YOUR OBJECTIVE = Repeat each entry as written and leave the images out of the copy.

Data records:
^^^^^^^^^^^^^^^^
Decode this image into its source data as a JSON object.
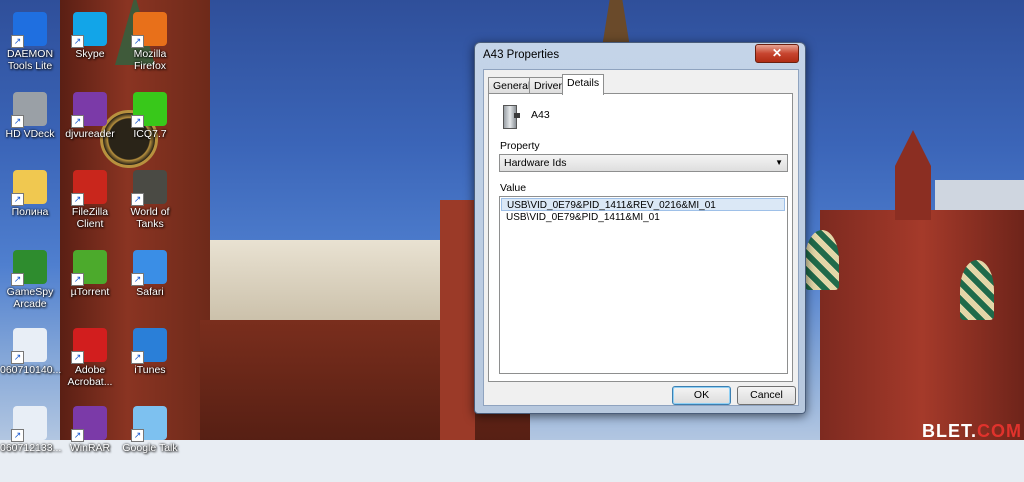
{
  "desktop": {
    "icons": [
      {
        "label": "DAEMON\nTools Lite",
        "icon": "daemon-tools-icon",
        "color": "#1f6fe0"
      },
      {
        "label": "Skype",
        "icon": "skype-icon",
        "color": "#12a5e8"
      },
      {
        "label": "Mozilla\nFirefox",
        "icon": "firefox-icon",
        "color": "#e8701a"
      },
      {
        "label": "HD VDeck",
        "icon": "hd-vdeck-icon",
        "color": "#9aa0a6"
      },
      {
        "label": "djvureader",
        "icon": "djvureader-icon",
        "color": "#7b3aa8"
      },
      {
        "label": "ICQ7.7",
        "icon": "icq-icon",
        "color": "#38c81a"
      },
      {
        "label": "Полина",
        "icon": "folder-icon",
        "color": "#f0c850"
      },
      {
        "label": "FileZilla\nClient",
        "icon": "filezilla-icon",
        "color": "#c9261c"
      },
      {
        "label": "World of\nTanks",
        "icon": "world-of-tanks-icon",
        "color": "#4a4a44"
      },
      {
        "label": "GameSpy\nArcade",
        "icon": "gamespy-icon",
        "color": "#2e8c2e"
      },
      {
        "label": "µTorrent",
        "icon": "utorrent-icon",
        "color": "#4caa2c"
      },
      {
        "label": "Safari",
        "icon": "safari-icon",
        "color": "#3a8ee6"
      },
      {
        "label": "060710140...",
        "icon": "3gpp-file-icon",
        "color": "#e8eef6"
      },
      {
        "label": "Adobe\nAcrobat...",
        "icon": "adobe-acrobat-icon",
        "color": "#d21e1e"
      },
      {
        "label": "iTunes",
        "icon": "itunes-icon",
        "color": "#2a7fd8"
      },
      {
        "label": "060712133...",
        "icon": "3gpp-file-icon",
        "color": "#e8eef6"
      },
      {
        "label": "WinRAR",
        "icon": "winrar-icon",
        "color": "#7b3aa8"
      },
      {
        "label": "Google Talk",
        "icon": "google-talk-icon",
        "color": "#7dc1f0"
      }
    ],
    "watermark": {
      "text_a": "BLET.",
      "text_b": "COM"
    }
  },
  "dialog": {
    "title": "A43 Properties",
    "close_label": "✕",
    "tabs": [
      {
        "label": "General"
      },
      {
        "label": "Driver"
      },
      {
        "label": "Details"
      }
    ],
    "active_tab": "Details",
    "device_name": "A43",
    "property_label": "Property",
    "property_value": "Hardware Ids",
    "value_label": "Value",
    "values": [
      "USB\\VID_0E79&PID_1411&REV_0216&MI_01",
      "USB\\VID_0E79&PID_1411&MI_01"
    ],
    "ok_label": "OK",
    "cancel_label": "Cancel"
  }
}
^^^^^^^^^^^^^^^^
EXERCISE RESULT =
Decode this image into its source data as a JSON object.
{
  "desktop": {
    "icons": [
      {
        "label": "DAEMON\nTools Lite",
        "icon": "daemon-tools-icon",
        "color": "#1f6fe0"
      },
      {
        "label": "Skype",
        "icon": "skype-icon",
        "color": "#12a5e8"
      },
      {
        "label": "Mozilla\nFirefox",
        "icon": "firefox-icon",
        "color": "#e8701a"
      },
      {
        "label": "HD VDeck",
        "icon": "hd-vdeck-icon",
        "color": "#9aa0a6"
      },
      {
        "label": "djvureader",
        "icon": "djvureader-icon",
        "color": "#7b3aa8"
      },
      {
        "label": "ICQ7.7",
        "icon": "icq-icon",
        "color": "#38c81a"
      },
      {
        "label": "Полина",
        "icon": "folder-icon",
        "color": "#f0c850"
      },
      {
        "label": "FileZilla\nClient",
        "icon": "filezilla-icon",
        "color": "#c9261c"
      },
      {
        "label": "World of\nTanks",
        "icon": "world-of-tanks-icon",
        "color": "#4a4a44"
      },
      {
        "label": "GameSpy\nArcade",
        "icon": "gamespy-icon",
        "color": "#2e8c2e"
      },
      {
        "label": "µTorrent",
        "icon": "utorrent-icon",
        "color": "#4caa2c"
      },
      {
        "label": "Safari",
        "icon": "safari-icon",
        "color": "#3a8ee6"
      },
      {
        "label": "060710140...",
        "icon": "3gpp-file-icon",
        "color": "#e8eef6"
      },
      {
        "label": "Adobe\nAcrobat...",
        "icon": "adobe-acrobat-icon",
        "color": "#d21e1e"
      },
      {
        "label": "iTunes",
        "icon": "itunes-icon",
        "color": "#2a7fd8"
      },
      {
        "label": "060712133...",
        "icon": "3gpp-file-icon",
        "color": "#e8eef6"
      },
      {
        "label": "WinRAR",
        "icon": "winrar-icon",
        "color": "#7b3aa8"
      },
      {
        "label": "Google Talk",
        "icon": "google-talk-icon",
        "color": "#7dc1f0"
      }
    ],
    "watermark": {
      "text_a": "BLET.",
      "text_b": "COM"
    }
  },
  "dialog": {
    "title": "A43 Properties",
    "close_label": "✕",
    "tabs": [
      {
        "label": "General"
      },
      {
        "label": "Driver"
      },
      {
        "label": "Details"
      }
    ],
    "active_tab": "Details",
    "device_name": "A43",
    "property_label": "Property",
    "property_value": "Hardware Ids",
    "value_label": "Value",
    "values": [
      "USB\\VID_0E79&PID_1411&REV_0216&MI_01",
      "USB\\VID_0E79&PID_1411&MI_01"
    ],
    "ok_label": "OK",
    "cancel_label": "Cancel"
  }
}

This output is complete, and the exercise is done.